• **What this task involves**
Copy each line exactly. Drop every picture.
::::::::
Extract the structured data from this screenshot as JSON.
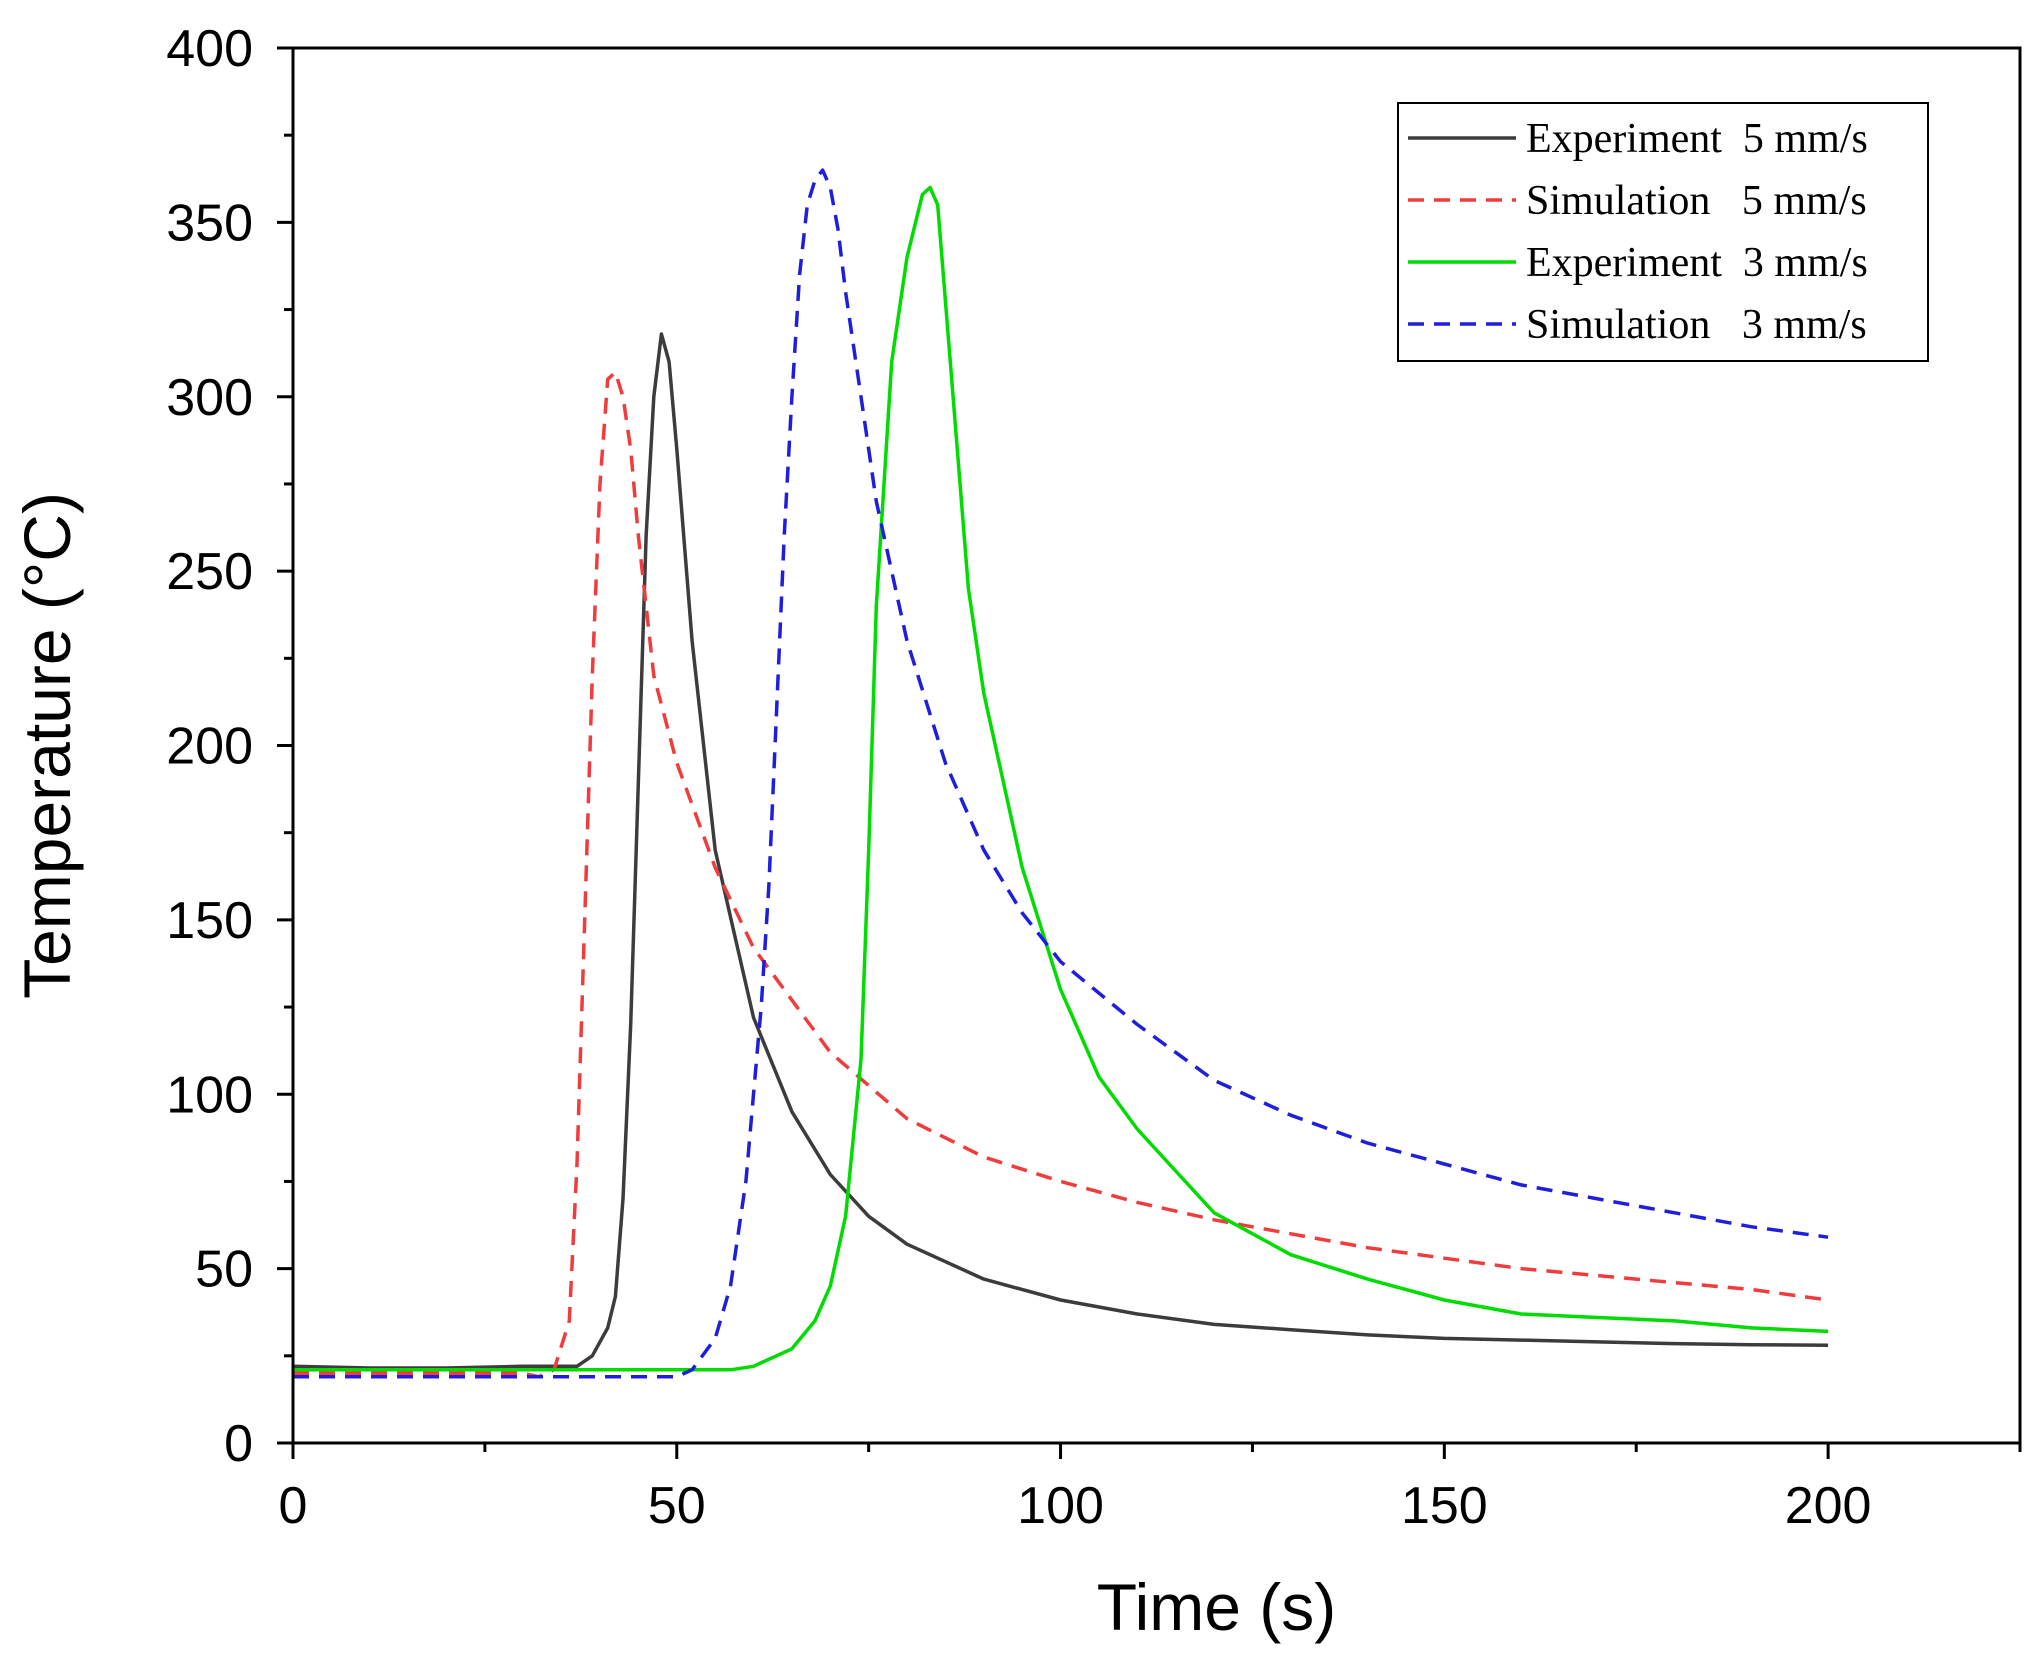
{
  "chart_data": {
    "type": "line",
    "title": "",
    "xlabel": "Time (s)",
    "ylabel": "Temperature (°C)",
    "xlim": [
      0,
      225
    ],
    "ylim": [
      0,
      400
    ],
    "xticks": [
      0,
      50,
      100,
      150,
      200
    ],
    "yticks": [
      0,
      50,
      100,
      150,
      200,
      250,
      300,
      350,
      400
    ],
    "grid": false,
    "legend_position": "top-right",
    "series": [
      {
        "name": "Experiment  5 mm/s",
        "color": "#3c3c3c",
        "style": "solid",
        "x": [
          0,
          10,
          20,
          30,
          37,
          39,
          41,
          42,
          43,
          44,
          45,
          46,
          47,
          48,
          49,
          50,
          52,
          55,
          60,
          65,
          70,
          75,
          80,
          90,
          100,
          110,
          120,
          130,
          140,
          150,
          160,
          170,
          180,
          190,
          200
        ],
        "y": [
          22,
          21.5,
          21.5,
          22,
          22,
          25,
          33,
          42,
          70,
          120,
          190,
          260,
          300,
          318,
          310,
          285,
          230,
          170,
          122,
          95,
          77,
          65,
          57,
          47,
          41,
          37,
          34,
          32.5,
          31,
          30,
          29.5,
          29,
          28.5,
          28.2,
          28
        ]
      },
      {
        "name": "Simulation   5 mm/s",
        "color": "#f03c3c",
        "style": "dashed",
        "x": [
          0,
          10,
          20,
          30,
          32,
          34,
          36,
          37,
          38,
          39,
          40,
          41,
          42,
          43,
          44,
          45,
          47,
          50,
          55,
          60,
          70,
          80,
          90,
          100,
          110,
          120,
          130,
          140,
          150,
          160,
          170,
          180,
          190,
          200
        ],
        "y": [
          20,
          20,
          20,
          20,
          19,
          21,
          35,
          80,
          150,
          220,
          275,
          305,
          307,
          300,
          285,
          260,
          220,
          195,
          165,
          142,
          112,
          93,
          82,
          75,
          69,
          64,
          60,
          56,
          53,
          50,
          48,
          46,
          44,
          41
        ]
      },
      {
        "name": "Experiment  3 mm/s",
        "color": "#00dc00",
        "style": "solid",
        "x": [
          0,
          10,
          20,
          30,
          40,
          50,
          57,
          60,
          65,
          68,
          70,
          72,
          74,
          75,
          76,
          78,
          80,
          82,
          83,
          84,
          86,
          88,
          90,
          95,
          100,
          105,
          110,
          115,
          120,
          130,
          140,
          150,
          160,
          170,
          180,
          190,
          200
        ],
        "y": [
          21,
          21,
          21,
          21,
          21,
          21,
          21,
          22,
          27,
          35,
          45,
          65,
          110,
          170,
          240,
          310,
          340,
          358,
          360,
          355,
          300,
          245,
          215,
          165,
          130,
          105,
          90,
          78,
          66,
          54,
          47,
          41,
          37,
          36,
          35,
          33,
          32
        ]
      },
      {
        "name": "Simulation   3 mm/s",
        "color": "#1e1edc",
        "style": "dashed",
        "x": [
          0,
          10,
          20,
          30,
          40,
          50,
          52,
          55,
          57,
          59,
          60,
          61,
          62,
          63,
          64,
          65,
          66,
          67,
          68,
          69,
          70,
          71,
          72,
          74,
          76,
          80,
          85,
          90,
          95,
          100,
          110,
          120,
          130,
          140,
          150,
          160,
          170,
          180,
          190,
          200
        ],
        "y": [
          19,
          19,
          19,
          19,
          19,
          19,
          21,
          30,
          45,
          75,
          100,
          125,
          160,
          210,
          260,
          300,
          335,
          355,
          362,
          365,
          360,
          348,
          330,
          300,
          270,
          230,
          195,
          170,
          152,
          138,
          120,
          104,
          94,
          86,
          80,
          74,
          70,
          66,
          62,
          59
        ]
      }
    ]
  }
}
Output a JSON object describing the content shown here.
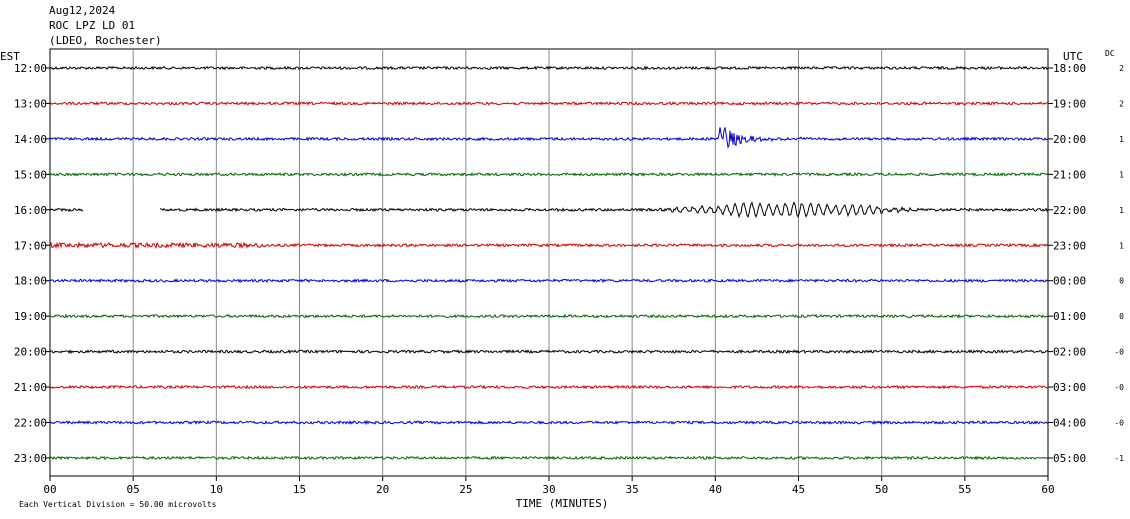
{
  "header": {
    "date": "Aug12,2024",
    "station": "ROC LPZ LD 01",
    "network": "(LDEO, Rochester)"
  },
  "chart_data": {
    "type": "line",
    "left_axis_label": "EST",
    "right_axis_label": "UTC",
    "dc_label": "DC",
    "xlabel": "TIME (MINUTES)",
    "x_ticks": [
      "00",
      "05",
      "10",
      "15",
      "20",
      "25",
      "30",
      "35",
      "40",
      "45",
      "50",
      "55",
      "60"
    ],
    "xlim": [
      0,
      60
    ],
    "grid_minute_step": 5,
    "footnote": "Each Vertical Division =   50.00 microvolts",
    "rows": [
      {
        "est": "12:00",
        "utc": "18:00",
        "dc": "2",
        "color": "#000000"
      },
      {
        "est": "13:00",
        "utc": "19:00",
        "dc": "2",
        "color": "#cc0000"
      },
      {
        "est": "14:00",
        "utc": "20:00",
        "dc": "1",
        "color": "#0000cc"
      },
      {
        "est": "15:00",
        "utc": "21:00",
        "dc": "1",
        "color": "#006600"
      },
      {
        "est": "16:00",
        "utc": "22:00",
        "dc": "1",
        "color": "#000000"
      },
      {
        "est": "17:00",
        "utc": "23:00",
        "dc": "1",
        "color": "#cc0000"
      },
      {
        "est": "18:00",
        "utc": "00:00",
        "dc": "0",
        "color": "#0000cc"
      },
      {
        "est": "19:00",
        "utc": "01:00",
        "dc": "0",
        "color": "#006600"
      },
      {
        "est": "20:00",
        "utc": "02:00",
        "dc": "-0",
        "color": "#000000"
      },
      {
        "est": "21:00",
        "utc": "03:00",
        "dc": "-0",
        "color": "#cc0000"
      },
      {
        "est": "22:00",
        "utc": "04:00",
        "dc": "-0",
        "color": "#0000cc"
      },
      {
        "est": "23:00",
        "utc": "05:00",
        "dc": "-1",
        "color": "#006600"
      }
    ],
    "events": [
      {
        "row": 2,
        "start_min": 40.2,
        "end_min": 47.5,
        "peak_divisions": 0.5
      },
      {
        "row": 4,
        "start_min": 36.5,
        "end_min": 52.5,
        "peak_divisions": 0.2
      }
    ],
    "gaps": [
      {
        "row": 4,
        "start_min": 2.0,
        "end_min": 6.6
      }
    ]
  }
}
::::::::
• **Final result**
Extract the structured data from this screenshot as JSON.
{
  "chart_data": {
    "type": "line",
    "title": "",
    "xlabel": "Time (s)",
    "ylabel": "Temperature (°C)",
    "xlim": [
      0,
      225
    ],
    "ylim": [
      0,
      400
    ],
    "xticks": [
      0,
      50,
      100,
      150,
      200
    ],
    "yticks": [
      0,
      50,
      100,
      150,
      200,
      250,
      300,
      350,
      400
    ],
    "grid": false,
    "legend_position": "top-right",
    "series": [
      {
        "name": "Experiment  5 mm/s",
        "color": "#3c3c3c",
        "style": "solid",
        "x": [
          0,
          10,
          20,
          30,
          37,
          39,
          41,
          42,
          43,
          44,
          45,
          46,
          47,
          48,
          49,
          50,
          52,
          55,
          60,
          65,
          70,
          75,
          80,
          90,
          100,
          110,
          120,
          130,
          140,
          150,
          160,
          170,
          180,
          190,
          200
        ],
        "y": [
          22,
          21.5,
          21.5,
          22,
          22,
          25,
          33,
          42,
          70,
          120,
          190,
          260,
          300,
          318,
          310,
          285,
          230,
          170,
          122,
          95,
          77,
          65,
          57,
          47,
          41,
          37,
          34,
          32.5,
          31,
          30,
          29.5,
          29,
          28.5,
          28.2,
          28
        ]
      },
      {
        "name": "Simulation   5 mm/s",
        "color": "#f03c3c",
        "style": "dashed",
        "x": [
          0,
          10,
          20,
          30,
          32,
          34,
          36,
          37,
          38,
          39,
          40,
          41,
          42,
          43,
          44,
          45,
          47,
          50,
          55,
          60,
          70,
          80,
          90,
          100,
          110,
          120,
          130,
          140,
          150,
          160,
          170,
          180,
          190,
          200
        ],
        "y": [
          20,
          20,
          20,
          20,
          19,
          21,
          35,
          80,
          150,
          220,
          275,
          305,
          307,
          300,
          285,
          260,
          220,
          195,
          165,
          142,
          112,
          93,
          82,
          75,
          69,
          64,
          60,
          56,
          53,
          50,
          48,
          46,
          44,
          41
        ]
      },
      {
        "name": "Experiment  3 mm/s",
        "color": "#00dc00",
        "style": "solid",
        "x": [
          0,
          10,
          20,
          30,
          40,
          50,
          57,
          60,
          65,
          68,
          70,
          72,
          74,
          75,
          76,
          78,
          80,
          82,
          83,
          84,
          86,
          88,
          90,
          95,
          100,
          105,
          110,
          115,
          120,
          130,
          140,
          150,
          160,
          170,
          180,
          190,
          200
        ],
        "y": [
          21,
          21,
          21,
          21,
          21,
          21,
          21,
          22,
          27,
          35,
          45,
          65,
          110,
          170,
          240,
          310,
          340,
          358,
          360,
          355,
          300,
          245,
          215,
          165,
          130,
          105,
          90,
          78,
          66,
          54,
          47,
          41,
          37,
          36,
          35,
          33,
          32
        ]
      },
      {
        "name": "Simulation   3 mm/s",
        "color": "#1e1edc",
        "style": "dashed",
        "x": [
          0,
          10,
          20,
          30,
          40,
          50,
          52,
          55,
          57,
          59,
          60,
          61,
          62,
          63,
          64,
          65,
          66,
          67,
          68,
          69,
          70,
          71,
          72,
          74,
          76,
          80,
          85,
          90,
          95,
          100,
          110,
          120,
          130,
          140,
          150,
          160,
          170,
          180,
          190,
          200
        ],
        "y": [
          19,
          19,
          19,
          19,
          19,
          19,
          21,
          30,
          45,
          75,
          100,
          125,
          160,
          210,
          260,
          300,
          335,
          355,
          362,
          365,
          360,
          348,
          330,
          300,
          270,
          230,
          195,
          170,
          152,
          138,
          120,
          104,
          94,
          86,
          80,
          74,
          70,
          66,
          62,
          59
        ]
      }
    ]
  }
}
Output a JSON object describing the content shown here.
{
  "header": {
    "date": "Aug12,2024",
    "station": "ROC LPZ LD 01",
    "network": "(LDEO, Rochester)"
  },
  "chart_data": {
    "type": "line",
    "left_axis_label": "EST",
    "right_axis_label": "UTC",
    "dc_label": "DC",
    "xlabel": "TIME (MINUTES)",
    "x_ticks": [
      "00",
      "05",
      "10",
      "15",
      "20",
      "25",
      "30",
      "35",
      "40",
      "45",
      "50",
      "55",
      "60"
    ],
    "xlim": [
      0,
      60
    ],
    "grid_minute_step": 5,
    "footnote": "Each Vertical Division =   50.00 microvolts",
    "rows": [
      {
        "est": "12:00",
        "utc": "18:00",
        "dc": "2",
        "color": "#000000"
      },
      {
        "est": "13:00",
        "utc": "19:00",
        "dc": "2",
        "color": "#cc0000"
      },
      {
        "est": "14:00",
        "utc": "20:00",
        "dc": "1",
        "color": "#0000cc"
      },
      {
        "est": "15:00",
        "utc": "21:00",
        "dc": "1",
        "color": "#006600"
      },
      {
        "est": "16:00",
        "utc": "22:00",
        "dc": "1",
        "color": "#000000"
      },
      {
        "est": "17:00",
        "utc": "23:00",
        "dc": "1",
        "color": "#cc0000"
      },
      {
        "est": "18:00",
        "utc": "00:00",
        "dc": "0",
        "color": "#0000cc"
      },
      {
        "est": "19:00",
        "utc": "01:00",
        "dc": "0",
        "color": "#006600"
      },
      {
        "est": "20:00",
        "utc": "02:00",
        "dc": "-0",
        "color": "#000000"
      },
      {
        "est": "21:00",
        "utc": "03:00",
        "dc": "-0",
        "color": "#cc0000"
      },
      {
        "est": "22:00",
        "utc": "04:00",
        "dc": "-0",
        "color": "#0000cc"
      },
      {
        "est": "23:00",
        "utc": "05:00",
        "dc": "-1",
        "color": "#006600"
      }
    ],
    "events": [
      {
        "row": 2,
        "start_min": 40.2,
        "end_min": 47.5,
        "peak_divisions": 0.5
      },
      {
        "row": 4,
        "start_min": 36.5,
        "end_min": 52.5,
        "peak_divisions": 0.2
      }
    ],
    "gaps": [
      {
        "row": 4,
        "start_min": 2.0,
        "end_min": 6.6
      }
    ]
  }
}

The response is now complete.